Exercise prompt. From the entries that follow, list every line in which the string "object" appears.

Material for this task.
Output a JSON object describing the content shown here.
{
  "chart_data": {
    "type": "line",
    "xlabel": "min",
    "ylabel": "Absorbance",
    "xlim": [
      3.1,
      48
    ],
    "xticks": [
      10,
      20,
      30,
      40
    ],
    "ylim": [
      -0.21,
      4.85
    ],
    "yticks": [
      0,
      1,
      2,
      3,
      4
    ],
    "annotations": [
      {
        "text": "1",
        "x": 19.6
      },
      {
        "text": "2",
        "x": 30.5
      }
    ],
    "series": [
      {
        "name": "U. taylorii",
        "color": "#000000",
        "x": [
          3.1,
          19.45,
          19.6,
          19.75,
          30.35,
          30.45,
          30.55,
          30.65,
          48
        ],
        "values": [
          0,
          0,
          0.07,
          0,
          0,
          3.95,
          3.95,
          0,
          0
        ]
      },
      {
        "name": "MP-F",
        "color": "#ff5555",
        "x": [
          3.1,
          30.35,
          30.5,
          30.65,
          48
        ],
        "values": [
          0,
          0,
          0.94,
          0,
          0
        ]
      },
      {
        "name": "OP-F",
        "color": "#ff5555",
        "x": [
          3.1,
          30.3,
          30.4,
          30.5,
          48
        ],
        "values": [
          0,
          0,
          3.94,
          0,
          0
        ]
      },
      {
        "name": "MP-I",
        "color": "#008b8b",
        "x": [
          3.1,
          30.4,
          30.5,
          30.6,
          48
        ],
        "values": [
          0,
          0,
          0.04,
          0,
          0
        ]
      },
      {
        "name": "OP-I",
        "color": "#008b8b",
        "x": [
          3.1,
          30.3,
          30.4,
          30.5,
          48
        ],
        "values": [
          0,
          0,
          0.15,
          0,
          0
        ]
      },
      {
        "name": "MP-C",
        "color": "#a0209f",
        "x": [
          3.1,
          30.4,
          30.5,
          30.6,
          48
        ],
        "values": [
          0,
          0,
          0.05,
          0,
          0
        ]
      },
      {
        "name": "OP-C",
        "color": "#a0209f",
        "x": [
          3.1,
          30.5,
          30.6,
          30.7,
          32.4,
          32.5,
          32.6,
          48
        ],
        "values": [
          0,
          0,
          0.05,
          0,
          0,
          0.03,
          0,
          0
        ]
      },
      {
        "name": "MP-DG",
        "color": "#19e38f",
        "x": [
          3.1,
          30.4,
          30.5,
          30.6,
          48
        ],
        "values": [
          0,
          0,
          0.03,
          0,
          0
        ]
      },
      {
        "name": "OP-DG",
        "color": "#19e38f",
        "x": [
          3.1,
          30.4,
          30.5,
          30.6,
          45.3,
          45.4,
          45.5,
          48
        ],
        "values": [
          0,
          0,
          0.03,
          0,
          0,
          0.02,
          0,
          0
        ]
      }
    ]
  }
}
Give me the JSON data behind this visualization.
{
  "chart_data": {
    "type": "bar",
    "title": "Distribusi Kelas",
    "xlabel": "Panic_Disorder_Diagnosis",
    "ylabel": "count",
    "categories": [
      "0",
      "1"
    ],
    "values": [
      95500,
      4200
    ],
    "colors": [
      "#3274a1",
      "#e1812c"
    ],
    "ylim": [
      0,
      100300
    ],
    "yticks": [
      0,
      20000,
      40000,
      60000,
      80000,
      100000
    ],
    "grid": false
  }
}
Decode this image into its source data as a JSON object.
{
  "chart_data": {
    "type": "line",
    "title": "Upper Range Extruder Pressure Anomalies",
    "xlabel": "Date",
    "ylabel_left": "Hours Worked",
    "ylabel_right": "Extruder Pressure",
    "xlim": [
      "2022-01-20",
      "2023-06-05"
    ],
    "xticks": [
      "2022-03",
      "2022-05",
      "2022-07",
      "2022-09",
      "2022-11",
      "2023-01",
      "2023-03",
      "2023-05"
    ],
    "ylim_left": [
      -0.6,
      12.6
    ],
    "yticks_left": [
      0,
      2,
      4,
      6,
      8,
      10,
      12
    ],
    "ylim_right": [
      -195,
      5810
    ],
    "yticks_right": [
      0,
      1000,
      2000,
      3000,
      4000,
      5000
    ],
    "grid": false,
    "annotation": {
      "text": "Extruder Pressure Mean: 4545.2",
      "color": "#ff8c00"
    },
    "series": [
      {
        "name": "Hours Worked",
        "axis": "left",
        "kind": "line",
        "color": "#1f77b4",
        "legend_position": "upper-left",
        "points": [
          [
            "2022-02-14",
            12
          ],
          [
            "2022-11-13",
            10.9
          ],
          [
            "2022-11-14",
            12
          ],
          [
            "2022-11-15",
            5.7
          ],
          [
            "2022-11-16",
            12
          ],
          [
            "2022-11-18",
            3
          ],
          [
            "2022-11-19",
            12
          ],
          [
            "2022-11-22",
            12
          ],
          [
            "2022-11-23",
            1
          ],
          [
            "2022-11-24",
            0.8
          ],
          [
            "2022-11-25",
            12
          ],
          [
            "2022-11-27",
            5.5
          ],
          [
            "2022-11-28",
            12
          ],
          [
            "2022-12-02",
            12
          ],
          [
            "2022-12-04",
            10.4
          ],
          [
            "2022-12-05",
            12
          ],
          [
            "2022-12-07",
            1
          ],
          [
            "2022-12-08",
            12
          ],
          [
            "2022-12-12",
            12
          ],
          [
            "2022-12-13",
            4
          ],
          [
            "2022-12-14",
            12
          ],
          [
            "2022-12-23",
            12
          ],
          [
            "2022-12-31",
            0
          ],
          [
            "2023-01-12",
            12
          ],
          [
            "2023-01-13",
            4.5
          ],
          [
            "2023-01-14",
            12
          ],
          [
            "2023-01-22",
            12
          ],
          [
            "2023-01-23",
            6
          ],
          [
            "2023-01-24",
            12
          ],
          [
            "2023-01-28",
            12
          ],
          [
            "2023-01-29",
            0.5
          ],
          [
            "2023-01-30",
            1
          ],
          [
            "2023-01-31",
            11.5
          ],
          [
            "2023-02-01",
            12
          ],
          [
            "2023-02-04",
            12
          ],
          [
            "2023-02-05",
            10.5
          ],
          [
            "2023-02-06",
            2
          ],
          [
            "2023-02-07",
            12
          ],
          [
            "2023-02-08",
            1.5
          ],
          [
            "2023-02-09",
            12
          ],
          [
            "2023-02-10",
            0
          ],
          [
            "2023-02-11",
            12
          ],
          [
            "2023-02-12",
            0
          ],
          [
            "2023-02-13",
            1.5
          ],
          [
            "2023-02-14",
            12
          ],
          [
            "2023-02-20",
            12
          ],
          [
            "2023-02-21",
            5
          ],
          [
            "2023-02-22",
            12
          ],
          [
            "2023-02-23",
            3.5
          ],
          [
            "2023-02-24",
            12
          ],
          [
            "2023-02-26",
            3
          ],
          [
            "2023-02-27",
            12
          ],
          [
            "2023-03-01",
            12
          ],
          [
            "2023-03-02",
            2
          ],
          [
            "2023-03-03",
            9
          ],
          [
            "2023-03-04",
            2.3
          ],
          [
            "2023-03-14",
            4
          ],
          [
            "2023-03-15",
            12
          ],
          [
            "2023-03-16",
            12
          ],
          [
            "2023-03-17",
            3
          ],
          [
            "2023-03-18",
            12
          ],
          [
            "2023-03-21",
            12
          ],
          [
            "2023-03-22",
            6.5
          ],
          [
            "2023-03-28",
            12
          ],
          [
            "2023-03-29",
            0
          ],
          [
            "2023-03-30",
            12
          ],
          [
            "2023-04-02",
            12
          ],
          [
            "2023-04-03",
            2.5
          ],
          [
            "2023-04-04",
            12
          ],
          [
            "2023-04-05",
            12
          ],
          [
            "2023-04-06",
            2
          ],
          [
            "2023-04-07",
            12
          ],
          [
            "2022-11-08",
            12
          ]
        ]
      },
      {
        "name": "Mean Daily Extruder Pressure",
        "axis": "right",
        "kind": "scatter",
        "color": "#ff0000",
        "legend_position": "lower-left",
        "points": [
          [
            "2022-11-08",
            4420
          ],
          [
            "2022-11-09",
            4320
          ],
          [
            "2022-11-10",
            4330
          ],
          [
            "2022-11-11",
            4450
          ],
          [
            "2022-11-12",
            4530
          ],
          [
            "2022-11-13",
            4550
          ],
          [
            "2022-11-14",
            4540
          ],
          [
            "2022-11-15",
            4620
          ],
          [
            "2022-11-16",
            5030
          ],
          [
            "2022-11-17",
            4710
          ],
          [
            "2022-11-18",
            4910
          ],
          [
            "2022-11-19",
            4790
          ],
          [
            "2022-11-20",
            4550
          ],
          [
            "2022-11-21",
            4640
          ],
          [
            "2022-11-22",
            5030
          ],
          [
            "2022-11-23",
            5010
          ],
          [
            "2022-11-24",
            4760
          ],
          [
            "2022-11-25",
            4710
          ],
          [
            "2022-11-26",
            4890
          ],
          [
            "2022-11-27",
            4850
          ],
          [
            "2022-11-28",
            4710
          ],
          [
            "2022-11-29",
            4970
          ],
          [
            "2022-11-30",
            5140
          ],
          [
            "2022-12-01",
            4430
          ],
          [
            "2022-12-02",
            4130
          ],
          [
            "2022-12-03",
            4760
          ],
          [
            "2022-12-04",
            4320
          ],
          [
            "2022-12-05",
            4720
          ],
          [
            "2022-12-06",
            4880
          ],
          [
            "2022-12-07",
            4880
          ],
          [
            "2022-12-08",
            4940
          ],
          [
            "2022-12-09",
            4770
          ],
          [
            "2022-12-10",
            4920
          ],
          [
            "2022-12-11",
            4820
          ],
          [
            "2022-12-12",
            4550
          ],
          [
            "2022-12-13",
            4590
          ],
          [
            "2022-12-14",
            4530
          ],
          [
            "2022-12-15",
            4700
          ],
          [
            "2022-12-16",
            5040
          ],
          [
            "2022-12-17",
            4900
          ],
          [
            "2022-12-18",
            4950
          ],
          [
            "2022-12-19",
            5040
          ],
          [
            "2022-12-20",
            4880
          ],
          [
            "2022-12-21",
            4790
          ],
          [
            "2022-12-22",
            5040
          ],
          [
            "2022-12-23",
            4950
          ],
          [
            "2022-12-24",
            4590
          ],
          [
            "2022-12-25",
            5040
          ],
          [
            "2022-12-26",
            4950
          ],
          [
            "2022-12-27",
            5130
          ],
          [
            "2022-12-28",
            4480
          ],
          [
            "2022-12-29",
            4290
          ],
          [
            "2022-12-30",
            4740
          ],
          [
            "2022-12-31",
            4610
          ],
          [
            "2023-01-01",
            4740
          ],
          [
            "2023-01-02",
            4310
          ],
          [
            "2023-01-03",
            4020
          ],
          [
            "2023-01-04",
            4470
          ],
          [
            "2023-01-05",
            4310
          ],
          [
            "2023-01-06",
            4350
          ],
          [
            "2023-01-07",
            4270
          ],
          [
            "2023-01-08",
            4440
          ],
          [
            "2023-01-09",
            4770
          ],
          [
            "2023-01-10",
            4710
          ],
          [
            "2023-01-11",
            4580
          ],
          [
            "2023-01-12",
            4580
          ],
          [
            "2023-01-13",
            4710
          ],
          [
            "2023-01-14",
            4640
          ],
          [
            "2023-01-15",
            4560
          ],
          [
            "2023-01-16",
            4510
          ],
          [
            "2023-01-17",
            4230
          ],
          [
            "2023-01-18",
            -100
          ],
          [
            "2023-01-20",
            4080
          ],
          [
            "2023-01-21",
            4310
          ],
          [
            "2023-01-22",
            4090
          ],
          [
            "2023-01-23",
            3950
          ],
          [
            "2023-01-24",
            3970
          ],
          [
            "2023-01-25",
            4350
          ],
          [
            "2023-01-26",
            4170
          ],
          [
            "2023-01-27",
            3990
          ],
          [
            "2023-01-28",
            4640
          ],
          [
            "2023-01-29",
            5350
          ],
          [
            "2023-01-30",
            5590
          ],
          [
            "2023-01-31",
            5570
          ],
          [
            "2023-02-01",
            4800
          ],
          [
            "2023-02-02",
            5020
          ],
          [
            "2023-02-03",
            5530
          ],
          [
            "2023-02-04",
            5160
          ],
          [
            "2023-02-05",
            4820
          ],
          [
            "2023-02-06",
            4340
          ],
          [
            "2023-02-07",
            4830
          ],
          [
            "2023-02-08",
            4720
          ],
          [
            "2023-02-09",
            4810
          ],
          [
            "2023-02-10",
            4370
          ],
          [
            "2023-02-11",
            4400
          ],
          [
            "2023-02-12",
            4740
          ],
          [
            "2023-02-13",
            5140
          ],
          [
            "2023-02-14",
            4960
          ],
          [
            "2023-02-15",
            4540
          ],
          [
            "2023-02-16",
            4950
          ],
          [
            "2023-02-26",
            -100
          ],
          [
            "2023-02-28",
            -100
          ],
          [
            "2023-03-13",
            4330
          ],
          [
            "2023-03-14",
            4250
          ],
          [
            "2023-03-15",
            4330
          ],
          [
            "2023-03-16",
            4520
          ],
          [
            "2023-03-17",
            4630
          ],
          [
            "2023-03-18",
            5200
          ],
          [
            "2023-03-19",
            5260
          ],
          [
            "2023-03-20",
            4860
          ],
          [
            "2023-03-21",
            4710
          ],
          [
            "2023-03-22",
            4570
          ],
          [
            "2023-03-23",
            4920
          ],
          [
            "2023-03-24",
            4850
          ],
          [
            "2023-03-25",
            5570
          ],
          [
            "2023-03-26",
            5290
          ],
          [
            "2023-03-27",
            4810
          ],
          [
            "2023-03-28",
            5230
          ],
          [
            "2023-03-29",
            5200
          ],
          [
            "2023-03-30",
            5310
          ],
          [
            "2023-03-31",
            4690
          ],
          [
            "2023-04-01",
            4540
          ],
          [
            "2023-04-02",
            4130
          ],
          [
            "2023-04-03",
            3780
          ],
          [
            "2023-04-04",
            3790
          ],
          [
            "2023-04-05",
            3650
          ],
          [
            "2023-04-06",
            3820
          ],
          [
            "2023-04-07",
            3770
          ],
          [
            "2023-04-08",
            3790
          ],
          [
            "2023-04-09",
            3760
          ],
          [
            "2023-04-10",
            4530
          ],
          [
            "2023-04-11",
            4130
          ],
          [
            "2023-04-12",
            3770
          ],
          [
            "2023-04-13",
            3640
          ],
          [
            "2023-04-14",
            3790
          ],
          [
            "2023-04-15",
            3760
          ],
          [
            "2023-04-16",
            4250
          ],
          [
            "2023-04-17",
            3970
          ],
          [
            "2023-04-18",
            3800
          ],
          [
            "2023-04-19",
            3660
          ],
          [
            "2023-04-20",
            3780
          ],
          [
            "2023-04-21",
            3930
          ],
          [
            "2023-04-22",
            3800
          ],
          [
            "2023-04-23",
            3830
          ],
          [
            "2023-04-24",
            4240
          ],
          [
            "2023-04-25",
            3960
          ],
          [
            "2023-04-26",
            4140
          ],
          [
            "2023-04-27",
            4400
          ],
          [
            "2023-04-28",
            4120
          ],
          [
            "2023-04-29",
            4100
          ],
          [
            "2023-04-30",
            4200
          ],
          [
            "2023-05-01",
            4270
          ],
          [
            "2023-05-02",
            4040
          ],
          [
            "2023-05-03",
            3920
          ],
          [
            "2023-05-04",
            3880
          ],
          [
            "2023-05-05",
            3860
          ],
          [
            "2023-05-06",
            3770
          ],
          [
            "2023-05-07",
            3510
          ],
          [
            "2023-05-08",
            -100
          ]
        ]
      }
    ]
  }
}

Solution below.
Output a JSON object describing the content shown here.
Decode this image into its source data as a JSON object.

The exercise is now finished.